*Task goal:* Among the entries below, find all lines that include "Servings" and copy them.

-- Record extracts follows --

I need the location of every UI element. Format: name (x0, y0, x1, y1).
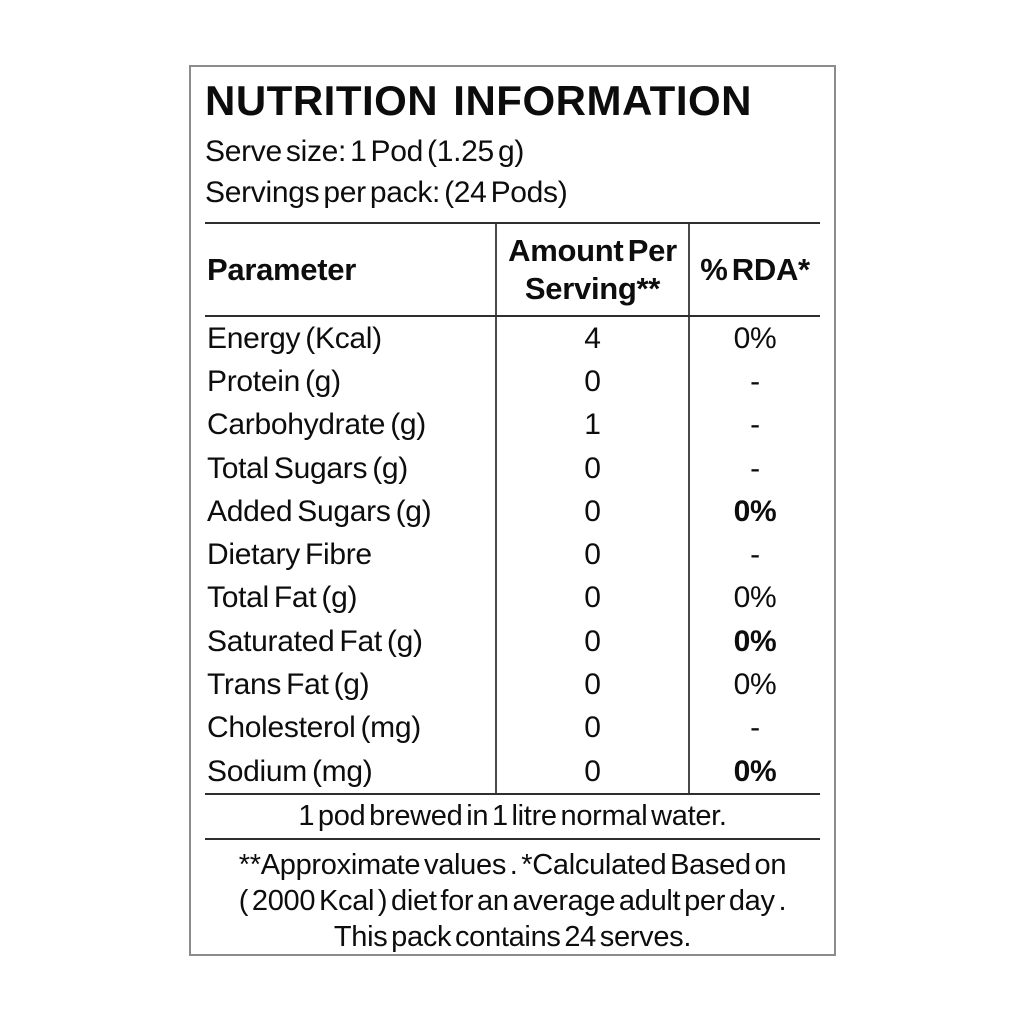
footnote-line-3: This pack contains 24 serves. (333, 921, 692, 954)
nutrition-label-panel: NUTRITION INFORMATION Serve size: 1 Pod … (189, 65, 836, 956)
serving-info: Serve size: 1 Pod (1.25 g) Servings per … (205, 131, 820, 213)
parameter-cell: Saturated Fat (g) (207, 624, 423, 658)
parameter-cell: Protein (g) (207, 364, 341, 398)
parameter-cell: Added Sugars (g) (207, 494, 432, 528)
table-row: Sodium (mg) 0 0% (205, 749, 820, 794)
footnote-line-1: **Approximate values . *Calculated Based… (238, 849, 787, 882)
table-row: Trans Fat (g) 0 0% (205, 663, 820, 707)
header-parameter: Parameter (207, 251, 356, 287)
rda-cell: 0% (688, 317, 820, 361)
nutrition-table: Parameter Amount Per Serving** % RDA* En… (205, 222, 820, 796)
rda-cell: - (688, 403, 820, 447)
servings-per-pack-line: Servings per pack: (24 Pods) (205, 176, 568, 209)
rda-cell: - (688, 446, 820, 491)
parameter-cell: Total Sugars (g) (207, 451, 408, 485)
amount-cell: 0 (495, 749, 688, 794)
rda-cell: 0% (688, 490, 820, 534)
amount-cell: 4 (495, 317, 688, 361)
amount-cell: 0 (495, 706, 688, 750)
rda-cell: - (688, 533, 820, 577)
rda-cell: 0% (688, 663, 820, 707)
table-row: Saturated Fat (g) 0 0% (205, 620, 820, 664)
amount-cell: 0 (495, 360, 688, 404)
parameter-cell: Carbohydrate (g) (207, 408, 426, 442)
parameter-cell: Sodium (mg) (207, 754, 373, 788)
table-row: Carbohydrate (g) 1 - (205, 403, 820, 447)
amount-cell: 0 (495, 576, 688, 621)
nutrition-table-header: Parameter Amount Per Serving** % RDA* (205, 222, 820, 317)
table-row: Protein (g) 0 - (205, 360, 820, 404)
rda-cell: - (688, 360, 820, 404)
rda-cell: - (688, 706, 820, 750)
amount-cell: 0 (495, 533, 688, 577)
table-row: Dietary Fibre 0 - (205, 533, 820, 577)
parameter-cell: Energy (Kcal) (207, 321, 382, 355)
amount-cell: 0 (495, 620, 688, 664)
table-row: Cholesterol (mg) 0 - (205, 706, 820, 750)
rda-cell: 0% (688, 576, 820, 621)
nutrition-table-body: Energy (Kcal) 4 0% Protein (g) 0 - Carbo… (205, 317, 820, 796)
amount-cell: 0 (495, 663, 688, 707)
header-rda: % RDA* (688, 224, 820, 315)
table-row: Energy (Kcal) 4 0% (205, 317, 820, 361)
amount-cell: 1 (495, 403, 688, 447)
header-amount-per-serving: Amount Per Serving** (495, 224, 688, 315)
parameter-cell: Dietary Fibre (207, 538, 372, 572)
rda-cell: 0% (688, 620, 820, 664)
amount-cell: 0 (495, 446, 688, 491)
parameter-cell: Total Fat (g) (207, 581, 358, 615)
table-row: Total Sugars (g) 0 - (205, 446, 820, 491)
serve-size-line: Serve size: 1 Pod (1.25 g) (205, 135, 525, 168)
brewing-note: 1 pod brewed in 1 litre normal water. (205, 795, 820, 841)
footnote-line-2: ( 2000 Kcal ) diet for an average adult … (238, 885, 787, 918)
table-row: Total Fat (g) 0 0% (205, 576, 820, 621)
parameter-cell: Cholesterol (mg) (207, 711, 421, 745)
parameter-cell: Trans Fat (g) (207, 668, 370, 702)
footnote: **Approximate values . *Calculated Based… (205, 840, 820, 955)
amount-cell: 0 (495, 490, 688, 534)
table-row: Added Sugars (g) 0 0% (205, 490, 820, 534)
rda-cell: 0% (688, 749, 820, 794)
nutrition-title: NUTRITION INFORMATION (205, 77, 752, 124)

-- Record extracts concluded --

*Exercise response:*
serving-info: Serve size: 1 Pod (1.25 g) Servings per … (205, 131, 820, 213)
servings-per-pack-line: Servings per pack: (24 Pods) (205, 176, 568, 209)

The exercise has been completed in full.